Short task
Return every record below exactly as written, but leave out the pictures.

====================

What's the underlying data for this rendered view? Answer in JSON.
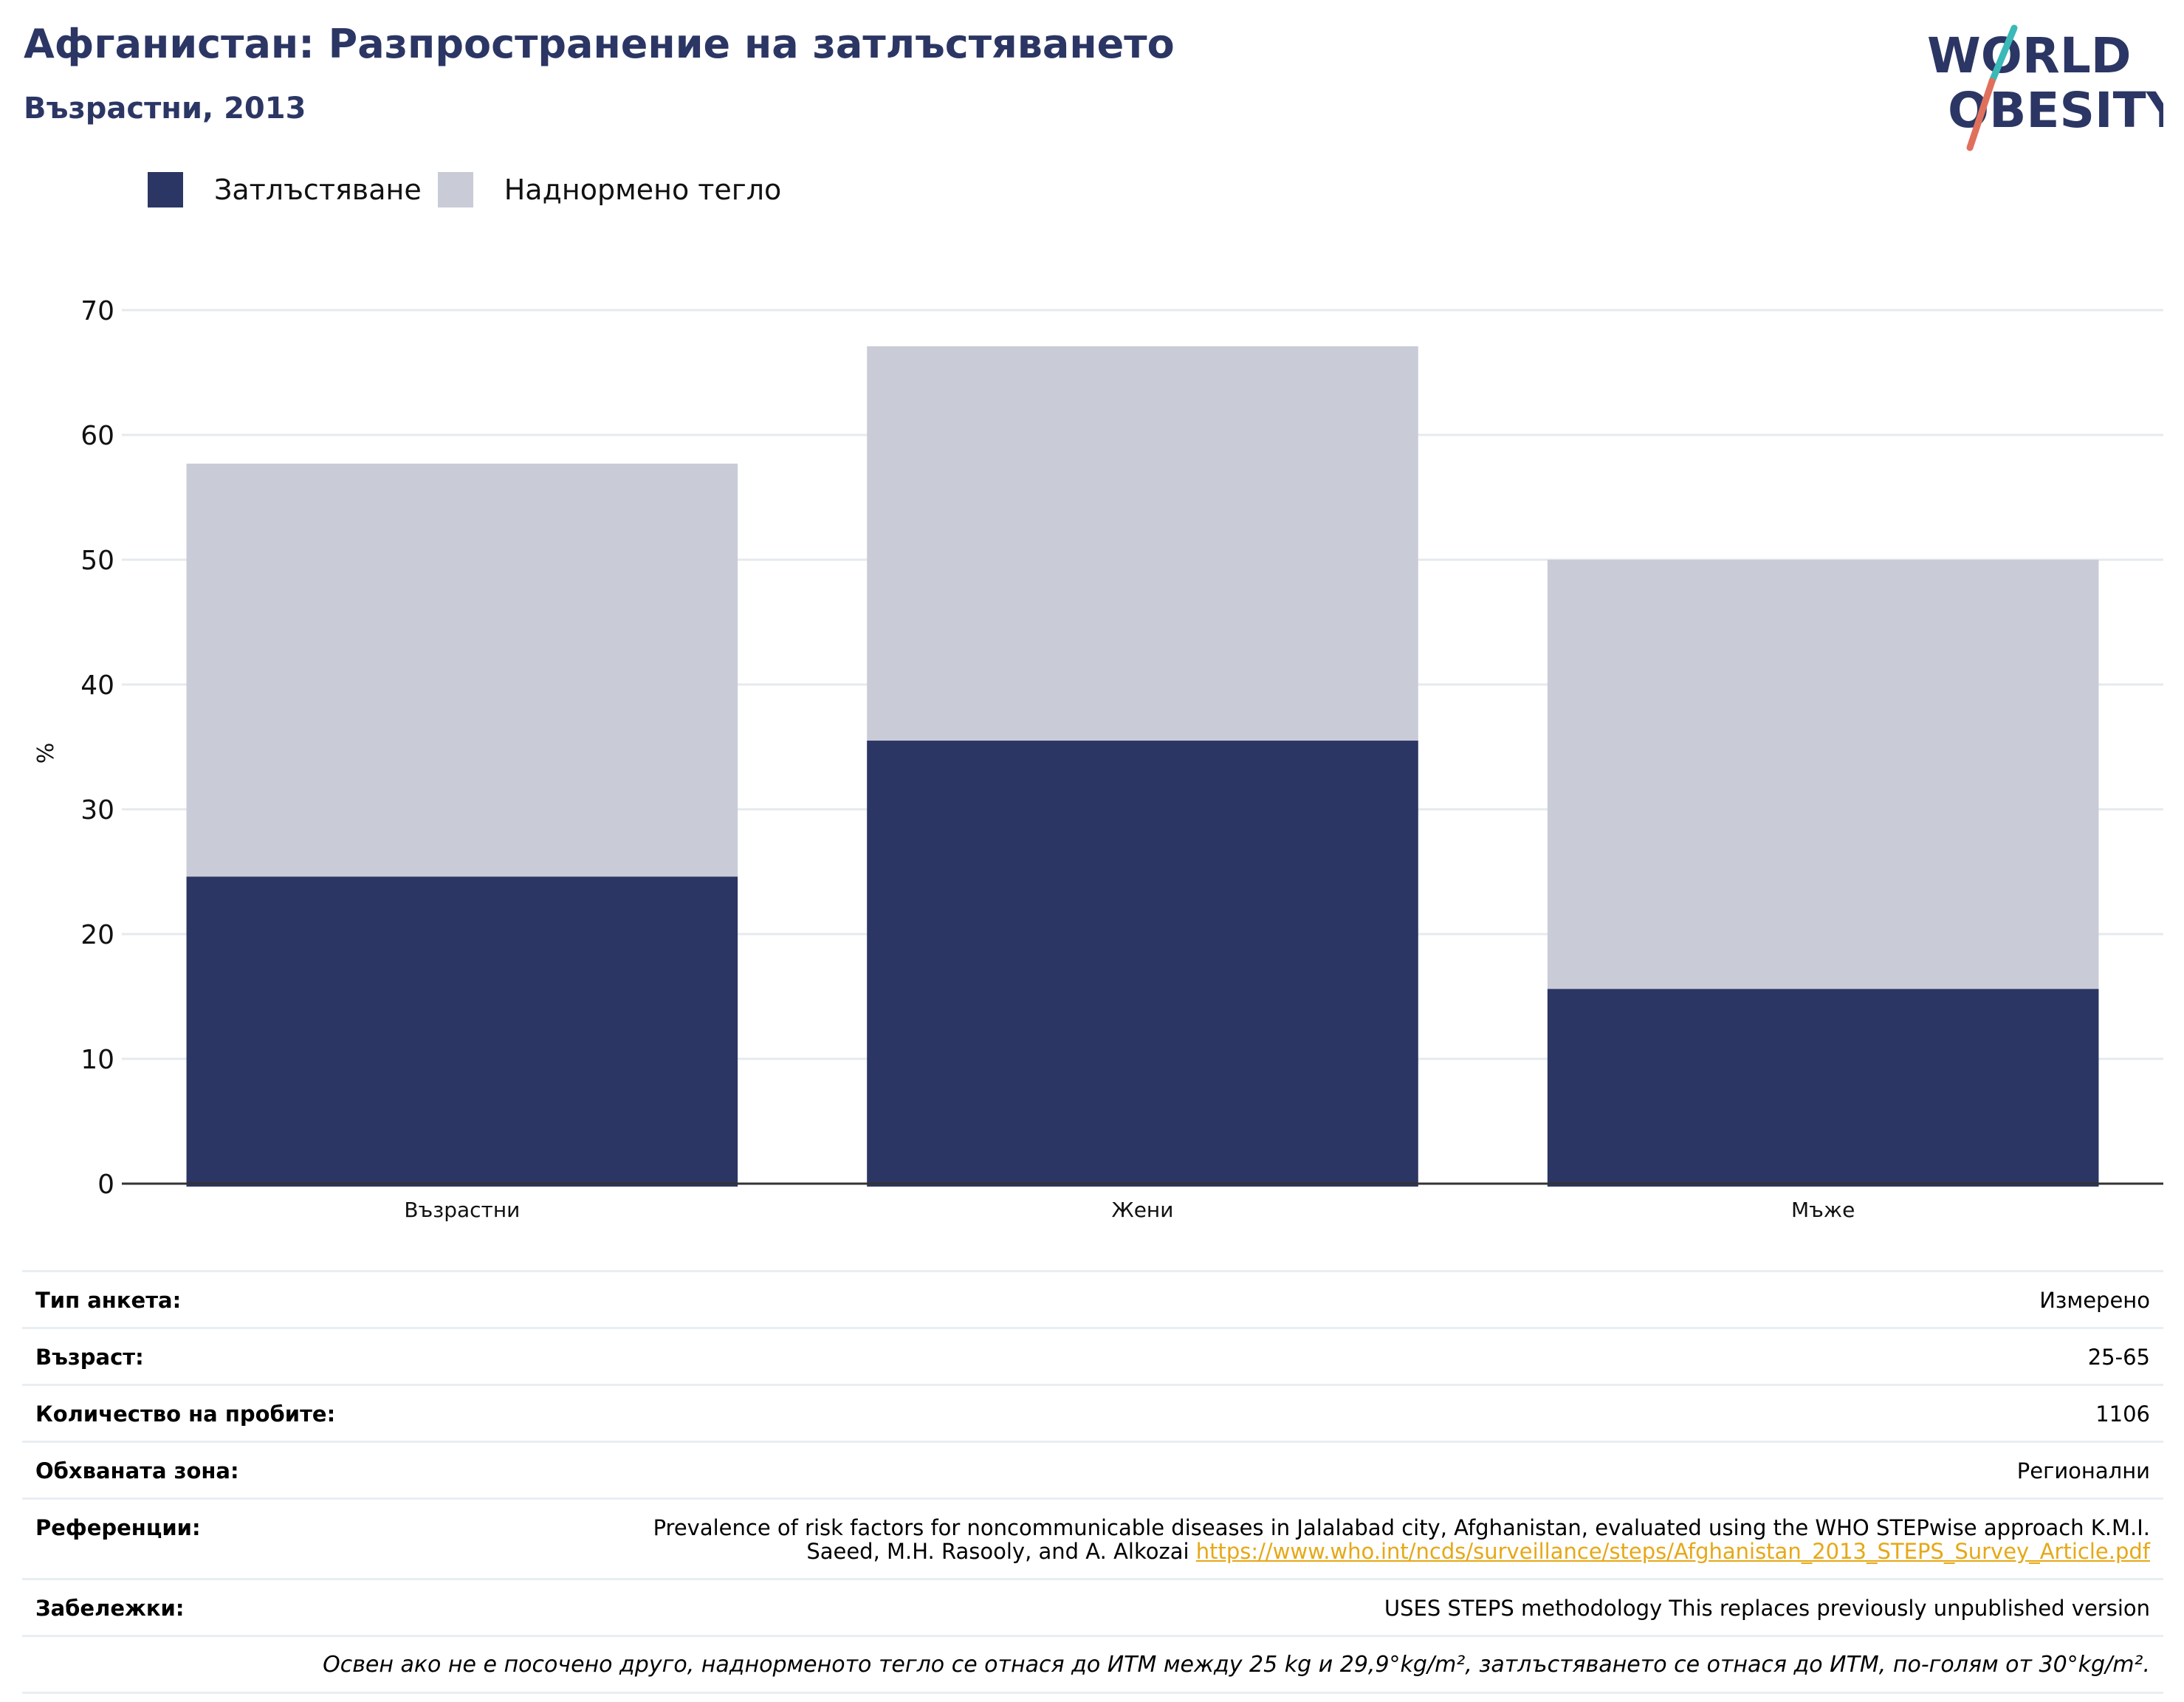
{
  "header": {
    "title": "Афганистан: Разпространение на затлъстяването",
    "subtitle": "Възрастни, 2013"
  },
  "logo": {
    "line1": "WORLD",
    "line2": "OBESITY",
    "accent_teal": "#3bb8b8",
    "accent_coral": "#e0705c"
  },
  "colors": {
    "obesity": "#2b3664",
    "overweight": "#c9cbd6",
    "grid": "#e6e9ee",
    "text_dark": "#2b3664"
  },
  "legend": [
    {
      "label": "Затлъстяване",
      "color": "#2b3664"
    },
    {
      "label": "Наднормено тегло",
      "color": "#c9cbd6"
    }
  ],
  "chart_data": {
    "type": "bar",
    "stacked": false,
    "overlapping": true,
    "categories": [
      "Възрастни",
      "Жени",
      "Мъже"
    ],
    "series": [
      {
        "name": "Наднормено тегло",
        "values": [
          57.7,
          67.1,
          50.0
        ]
      },
      {
        "name": "Затлъстяване",
        "values": [
          24.6,
          35.5,
          15.6
        ]
      }
    ],
    "ylabel": "%",
    "ylim": [
      0,
      70
    ],
    "yticks": [
      0,
      10,
      20,
      30,
      40,
      50,
      60,
      70
    ],
    "grid": true,
    "legend_position": "top-left"
  },
  "info": {
    "survey_type_label": "Тип анкета:",
    "survey_type_value": "Измерено",
    "age_label": "Възраст:",
    "age_value": "25-65",
    "sample_label": "Количество на пробите:",
    "sample_value": "1106",
    "area_label": "Обхваната зона:",
    "area_value": "Регионални",
    "references_label": "Референции:",
    "references_text_1": "Prevalence of risk factors for noncommunicable diseases in Jalalabad city, Afghanistan, evaluated using the WHO STEPwise approach K.M.I.",
    "references_text_2": "Saeed, M.H. Rasooly, and A. Alkozai",
    "references_link": "https://www.who.int/ncds/surveillance/steps/Afghanistan_2013_STEPS_Survey_Article.pdf",
    "notes_label": "Забележки:",
    "notes_value": "USES STEPS methodology This replaces previously unpublished version",
    "footnote": "Освен ако не е посочено друго, наднорменото тегло се отнася до ИТМ между 25 kg и 29,9°kg/m², затлъстяването се отнася до ИТМ, по-голям от 30°kg/m²."
  }
}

====================

Final result
What's the underlying data for this rendered view? Answer in JSON.
{
  "header": {
    "title": "Афганистан: Разпространение на затлъстяването",
    "subtitle": "Възрастни, 2013"
  },
  "logo": {
    "line1": "WORLD",
    "line2": "OBESITY",
    "accent_teal": "#3bb8b8",
    "accent_coral": "#e0705c"
  },
  "colors": {
    "obesity": "#2b3664",
    "overweight": "#c9cbd6",
    "grid": "#e6e9ee",
    "text_dark": "#2b3664"
  },
  "legend": [
    {
      "label": "Затлъстяване",
      "color": "#2b3664"
    },
    {
      "label": "Наднормено тегло",
      "color": "#c9cbd6"
    }
  ],
  "chart_data": {
    "type": "bar",
    "stacked": false,
    "overlapping": true,
    "categories": [
      "Възрастни",
      "Жени",
      "Мъже"
    ],
    "series": [
      {
        "name": "Наднормено тегло",
        "values": [
          57.7,
          67.1,
          50.0
        ]
      },
      {
        "name": "Затлъстяване",
        "values": [
          24.6,
          35.5,
          15.6
        ]
      }
    ],
    "ylabel": "%",
    "ylim": [
      0,
      70
    ],
    "yticks": [
      0,
      10,
      20,
      30,
      40,
      50,
      60,
      70
    ],
    "grid": true,
    "legend_position": "top-left"
  },
  "info": {
    "survey_type_label": "Тип анкета:",
    "survey_type_value": "Измерено",
    "age_label": "Възраст:",
    "age_value": "25-65",
    "sample_label": "Количество на пробите:",
    "sample_value": "1106",
    "area_label": "Обхваната зона:",
    "area_value": "Регионални",
    "references_label": "Референции:",
    "references_text_1": "Prevalence of risk factors for noncommunicable diseases in Jalalabad city, Afghanistan, evaluated using the WHO STEPwise approach K.M.I.",
    "references_text_2": "Saeed, M.H. Rasooly, and A. Alkozai",
    "references_link": "https://www.who.int/ncds/surveillance/steps/Afghanistan_2013_STEPS_Survey_Article.pdf",
    "notes_label": "Забележки:",
    "notes_value": "USES STEPS methodology This replaces previously unpublished version",
    "footnote": "Освен ако не е посочено друго, наднорменото тегло се отнася до ИТМ между 25 kg и 29,9°kg/m², затлъстяването се отнася до ИТМ, по-голям от 30°kg/m²."
  }
}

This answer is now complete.